Copy the records from the start through the line with "y-tick-label: 10: [13, 577, 27, 591]", changing each "x-tick-label" to "x-axis-label" and leaving everything else unchanged.

# RECORDED DATA start

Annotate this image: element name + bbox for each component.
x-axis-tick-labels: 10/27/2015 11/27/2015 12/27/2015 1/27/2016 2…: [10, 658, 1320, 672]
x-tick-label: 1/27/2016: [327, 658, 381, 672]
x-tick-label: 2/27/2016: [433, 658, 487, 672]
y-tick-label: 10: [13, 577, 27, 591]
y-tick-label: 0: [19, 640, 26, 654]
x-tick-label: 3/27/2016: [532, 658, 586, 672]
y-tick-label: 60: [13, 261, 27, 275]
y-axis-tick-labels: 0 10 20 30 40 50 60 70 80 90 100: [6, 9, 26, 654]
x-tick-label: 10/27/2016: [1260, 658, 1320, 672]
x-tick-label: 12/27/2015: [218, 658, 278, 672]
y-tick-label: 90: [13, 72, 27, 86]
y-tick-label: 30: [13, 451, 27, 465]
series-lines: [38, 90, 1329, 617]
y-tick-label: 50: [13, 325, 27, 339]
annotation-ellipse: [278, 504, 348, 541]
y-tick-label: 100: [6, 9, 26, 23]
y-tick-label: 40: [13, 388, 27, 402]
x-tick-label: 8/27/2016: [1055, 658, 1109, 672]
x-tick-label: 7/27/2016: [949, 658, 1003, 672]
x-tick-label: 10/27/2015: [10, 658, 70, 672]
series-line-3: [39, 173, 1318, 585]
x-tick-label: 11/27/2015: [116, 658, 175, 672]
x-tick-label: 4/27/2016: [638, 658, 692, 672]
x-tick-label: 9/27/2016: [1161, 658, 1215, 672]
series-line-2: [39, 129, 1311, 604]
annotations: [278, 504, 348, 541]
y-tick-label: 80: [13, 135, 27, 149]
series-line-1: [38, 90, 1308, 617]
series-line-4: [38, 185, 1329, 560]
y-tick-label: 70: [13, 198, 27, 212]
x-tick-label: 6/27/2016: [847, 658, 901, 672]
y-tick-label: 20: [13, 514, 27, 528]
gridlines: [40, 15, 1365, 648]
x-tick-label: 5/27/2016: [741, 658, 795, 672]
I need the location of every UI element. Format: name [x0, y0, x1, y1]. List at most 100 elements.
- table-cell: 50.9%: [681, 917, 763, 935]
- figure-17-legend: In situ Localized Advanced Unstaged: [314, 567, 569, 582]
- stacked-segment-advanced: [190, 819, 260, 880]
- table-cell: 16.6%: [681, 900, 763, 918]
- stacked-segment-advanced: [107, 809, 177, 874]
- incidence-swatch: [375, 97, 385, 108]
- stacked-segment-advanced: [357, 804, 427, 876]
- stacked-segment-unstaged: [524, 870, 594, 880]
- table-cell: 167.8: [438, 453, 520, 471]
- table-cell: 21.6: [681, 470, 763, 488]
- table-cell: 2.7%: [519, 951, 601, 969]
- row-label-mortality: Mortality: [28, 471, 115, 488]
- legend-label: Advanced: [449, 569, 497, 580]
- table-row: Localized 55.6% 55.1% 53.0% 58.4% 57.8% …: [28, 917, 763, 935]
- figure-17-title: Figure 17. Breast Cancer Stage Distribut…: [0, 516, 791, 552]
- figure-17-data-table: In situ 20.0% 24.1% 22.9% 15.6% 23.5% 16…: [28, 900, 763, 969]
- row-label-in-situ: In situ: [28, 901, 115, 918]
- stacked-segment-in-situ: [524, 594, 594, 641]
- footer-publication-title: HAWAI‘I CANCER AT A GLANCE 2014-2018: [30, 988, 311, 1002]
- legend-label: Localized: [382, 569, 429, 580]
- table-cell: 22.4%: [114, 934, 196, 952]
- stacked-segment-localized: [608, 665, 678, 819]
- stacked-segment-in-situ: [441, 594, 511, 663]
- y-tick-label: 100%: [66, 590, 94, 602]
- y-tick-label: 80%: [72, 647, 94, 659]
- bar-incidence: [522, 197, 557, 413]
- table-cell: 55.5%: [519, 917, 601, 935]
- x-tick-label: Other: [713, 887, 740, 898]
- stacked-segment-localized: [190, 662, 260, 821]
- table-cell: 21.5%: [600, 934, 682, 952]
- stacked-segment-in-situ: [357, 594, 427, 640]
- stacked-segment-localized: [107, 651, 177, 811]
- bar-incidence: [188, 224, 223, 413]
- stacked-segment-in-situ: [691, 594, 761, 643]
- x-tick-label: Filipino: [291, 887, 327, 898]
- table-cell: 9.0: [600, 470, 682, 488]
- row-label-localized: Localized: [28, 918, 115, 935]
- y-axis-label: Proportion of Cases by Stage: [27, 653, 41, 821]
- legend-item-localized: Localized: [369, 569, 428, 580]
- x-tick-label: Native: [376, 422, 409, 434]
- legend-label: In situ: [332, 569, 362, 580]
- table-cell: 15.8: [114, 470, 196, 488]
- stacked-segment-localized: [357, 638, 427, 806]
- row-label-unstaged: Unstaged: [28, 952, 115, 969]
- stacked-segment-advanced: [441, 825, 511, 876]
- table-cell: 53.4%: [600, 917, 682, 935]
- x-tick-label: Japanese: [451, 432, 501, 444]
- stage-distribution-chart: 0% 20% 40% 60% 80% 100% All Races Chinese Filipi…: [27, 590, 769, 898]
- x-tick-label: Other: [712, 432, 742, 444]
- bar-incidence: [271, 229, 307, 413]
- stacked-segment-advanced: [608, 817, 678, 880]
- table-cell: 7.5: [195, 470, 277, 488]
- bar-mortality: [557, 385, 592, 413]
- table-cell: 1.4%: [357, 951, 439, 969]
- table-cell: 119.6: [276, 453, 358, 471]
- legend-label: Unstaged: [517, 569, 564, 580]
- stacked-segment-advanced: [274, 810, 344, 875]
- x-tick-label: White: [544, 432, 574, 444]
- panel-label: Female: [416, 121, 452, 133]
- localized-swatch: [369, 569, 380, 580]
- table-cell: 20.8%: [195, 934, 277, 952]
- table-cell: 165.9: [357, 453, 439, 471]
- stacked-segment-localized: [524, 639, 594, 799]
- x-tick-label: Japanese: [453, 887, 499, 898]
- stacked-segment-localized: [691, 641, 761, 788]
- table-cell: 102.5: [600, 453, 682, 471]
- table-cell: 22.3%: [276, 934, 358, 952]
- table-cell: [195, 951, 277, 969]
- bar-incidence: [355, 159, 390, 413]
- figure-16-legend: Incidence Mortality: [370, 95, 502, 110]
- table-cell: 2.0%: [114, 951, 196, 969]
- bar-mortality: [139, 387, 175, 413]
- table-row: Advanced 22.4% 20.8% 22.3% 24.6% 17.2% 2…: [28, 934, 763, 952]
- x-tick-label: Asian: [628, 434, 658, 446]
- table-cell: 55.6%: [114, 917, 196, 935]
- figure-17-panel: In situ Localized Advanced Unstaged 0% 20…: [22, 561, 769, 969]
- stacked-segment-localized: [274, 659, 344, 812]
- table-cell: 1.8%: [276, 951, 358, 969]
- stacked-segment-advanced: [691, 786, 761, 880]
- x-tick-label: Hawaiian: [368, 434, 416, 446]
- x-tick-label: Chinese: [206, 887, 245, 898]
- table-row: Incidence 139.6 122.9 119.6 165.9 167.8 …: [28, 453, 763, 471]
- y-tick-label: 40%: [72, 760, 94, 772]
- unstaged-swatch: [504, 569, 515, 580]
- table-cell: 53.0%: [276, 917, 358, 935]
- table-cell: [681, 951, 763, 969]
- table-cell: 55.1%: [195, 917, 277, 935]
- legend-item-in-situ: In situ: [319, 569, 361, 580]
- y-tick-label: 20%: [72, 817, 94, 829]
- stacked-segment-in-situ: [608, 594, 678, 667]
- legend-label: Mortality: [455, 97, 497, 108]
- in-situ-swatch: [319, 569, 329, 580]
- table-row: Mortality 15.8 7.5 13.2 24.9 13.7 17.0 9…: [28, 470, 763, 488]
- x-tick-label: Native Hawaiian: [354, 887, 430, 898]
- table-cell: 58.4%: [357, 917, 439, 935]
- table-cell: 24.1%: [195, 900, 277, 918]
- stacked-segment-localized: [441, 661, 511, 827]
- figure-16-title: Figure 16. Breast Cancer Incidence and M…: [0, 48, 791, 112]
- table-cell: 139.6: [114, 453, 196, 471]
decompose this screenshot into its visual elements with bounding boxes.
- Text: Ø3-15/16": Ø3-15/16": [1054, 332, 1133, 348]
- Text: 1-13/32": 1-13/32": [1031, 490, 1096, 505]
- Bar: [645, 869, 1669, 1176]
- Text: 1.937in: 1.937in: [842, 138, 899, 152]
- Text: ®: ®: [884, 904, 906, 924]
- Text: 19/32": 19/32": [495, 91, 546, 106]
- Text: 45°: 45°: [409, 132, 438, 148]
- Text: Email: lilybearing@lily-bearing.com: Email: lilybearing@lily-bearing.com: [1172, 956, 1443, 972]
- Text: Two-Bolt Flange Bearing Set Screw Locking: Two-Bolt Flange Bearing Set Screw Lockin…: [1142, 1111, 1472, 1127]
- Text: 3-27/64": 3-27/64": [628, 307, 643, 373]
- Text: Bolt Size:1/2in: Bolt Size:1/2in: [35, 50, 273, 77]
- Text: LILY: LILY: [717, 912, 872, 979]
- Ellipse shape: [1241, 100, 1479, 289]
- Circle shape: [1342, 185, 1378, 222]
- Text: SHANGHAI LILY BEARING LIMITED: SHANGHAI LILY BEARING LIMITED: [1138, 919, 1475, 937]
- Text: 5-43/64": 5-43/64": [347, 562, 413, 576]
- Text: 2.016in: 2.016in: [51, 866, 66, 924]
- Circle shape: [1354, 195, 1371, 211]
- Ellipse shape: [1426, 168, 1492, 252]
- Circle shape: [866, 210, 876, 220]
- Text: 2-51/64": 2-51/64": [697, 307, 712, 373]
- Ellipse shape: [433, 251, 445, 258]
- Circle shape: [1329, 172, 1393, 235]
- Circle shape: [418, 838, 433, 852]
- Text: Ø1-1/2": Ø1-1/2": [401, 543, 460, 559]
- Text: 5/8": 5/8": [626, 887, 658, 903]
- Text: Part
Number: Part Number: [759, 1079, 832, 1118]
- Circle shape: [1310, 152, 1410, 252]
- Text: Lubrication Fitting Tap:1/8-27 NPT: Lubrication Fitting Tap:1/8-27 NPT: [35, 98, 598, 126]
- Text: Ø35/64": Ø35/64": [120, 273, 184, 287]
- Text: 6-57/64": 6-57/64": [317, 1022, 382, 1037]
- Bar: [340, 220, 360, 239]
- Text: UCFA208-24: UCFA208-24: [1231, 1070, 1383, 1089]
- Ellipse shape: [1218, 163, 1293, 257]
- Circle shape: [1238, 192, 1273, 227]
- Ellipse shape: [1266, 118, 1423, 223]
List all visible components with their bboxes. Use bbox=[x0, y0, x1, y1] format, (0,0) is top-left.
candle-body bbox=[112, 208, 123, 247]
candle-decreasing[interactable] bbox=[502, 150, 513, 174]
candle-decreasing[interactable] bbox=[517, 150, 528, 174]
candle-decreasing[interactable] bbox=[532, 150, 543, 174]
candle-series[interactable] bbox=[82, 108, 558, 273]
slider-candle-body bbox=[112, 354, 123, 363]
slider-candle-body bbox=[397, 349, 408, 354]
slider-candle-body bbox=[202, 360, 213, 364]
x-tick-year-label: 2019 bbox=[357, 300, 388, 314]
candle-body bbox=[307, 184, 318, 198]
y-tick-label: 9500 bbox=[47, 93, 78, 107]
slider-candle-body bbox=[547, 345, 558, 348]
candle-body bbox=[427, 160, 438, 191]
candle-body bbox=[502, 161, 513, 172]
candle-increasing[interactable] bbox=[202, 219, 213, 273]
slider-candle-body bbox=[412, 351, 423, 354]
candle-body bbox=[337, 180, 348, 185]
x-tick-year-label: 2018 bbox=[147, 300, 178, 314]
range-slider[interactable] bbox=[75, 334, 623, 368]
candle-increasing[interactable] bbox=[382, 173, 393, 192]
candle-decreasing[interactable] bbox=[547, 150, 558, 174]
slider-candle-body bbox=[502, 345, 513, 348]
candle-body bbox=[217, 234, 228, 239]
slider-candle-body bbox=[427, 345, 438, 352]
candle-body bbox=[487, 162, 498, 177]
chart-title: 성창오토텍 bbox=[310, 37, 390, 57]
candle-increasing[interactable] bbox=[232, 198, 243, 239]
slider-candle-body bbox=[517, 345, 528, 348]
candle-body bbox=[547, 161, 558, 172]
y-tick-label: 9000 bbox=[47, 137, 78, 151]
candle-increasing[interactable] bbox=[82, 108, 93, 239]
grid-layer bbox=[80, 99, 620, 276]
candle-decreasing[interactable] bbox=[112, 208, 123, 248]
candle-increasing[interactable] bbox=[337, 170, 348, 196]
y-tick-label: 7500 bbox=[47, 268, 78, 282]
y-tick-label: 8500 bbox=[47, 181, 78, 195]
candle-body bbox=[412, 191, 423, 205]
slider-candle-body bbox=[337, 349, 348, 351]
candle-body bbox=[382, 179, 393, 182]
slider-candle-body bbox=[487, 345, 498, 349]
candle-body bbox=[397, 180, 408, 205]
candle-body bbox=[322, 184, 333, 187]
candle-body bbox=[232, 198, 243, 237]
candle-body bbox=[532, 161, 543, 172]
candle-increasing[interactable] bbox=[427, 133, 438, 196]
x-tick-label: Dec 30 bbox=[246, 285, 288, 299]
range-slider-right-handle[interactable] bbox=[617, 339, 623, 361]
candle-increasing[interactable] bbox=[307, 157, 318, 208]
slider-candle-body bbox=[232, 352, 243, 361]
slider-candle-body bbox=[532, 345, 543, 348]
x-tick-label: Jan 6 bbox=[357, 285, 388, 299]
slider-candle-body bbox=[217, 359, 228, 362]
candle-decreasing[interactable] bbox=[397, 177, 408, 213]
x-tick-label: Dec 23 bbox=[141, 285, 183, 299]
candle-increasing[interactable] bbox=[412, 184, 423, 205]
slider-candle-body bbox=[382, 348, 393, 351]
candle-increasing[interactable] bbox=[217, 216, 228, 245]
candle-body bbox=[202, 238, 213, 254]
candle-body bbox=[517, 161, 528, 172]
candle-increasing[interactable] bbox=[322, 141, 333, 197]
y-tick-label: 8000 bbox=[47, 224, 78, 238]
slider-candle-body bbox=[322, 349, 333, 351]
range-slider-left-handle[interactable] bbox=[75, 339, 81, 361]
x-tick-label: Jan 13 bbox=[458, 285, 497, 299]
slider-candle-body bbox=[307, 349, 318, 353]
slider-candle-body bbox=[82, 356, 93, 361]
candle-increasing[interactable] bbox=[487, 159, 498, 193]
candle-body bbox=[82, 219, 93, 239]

# RECORDED DATA end

_FULL RESPONSE:_
Annotate this image: element name + bbox for each component.
x-axis-tick-labels: 10/27/2015 11/27/2015 12/27/2015 1/27/2016 2…: [10, 658, 1320, 672]
x-axis-label: 1/27/2016: [327, 658, 381, 672]
x-axis-label: 2/27/2016: [433, 658, 487, 672]
y-tick-label: 10: [13, 577, 27, 591]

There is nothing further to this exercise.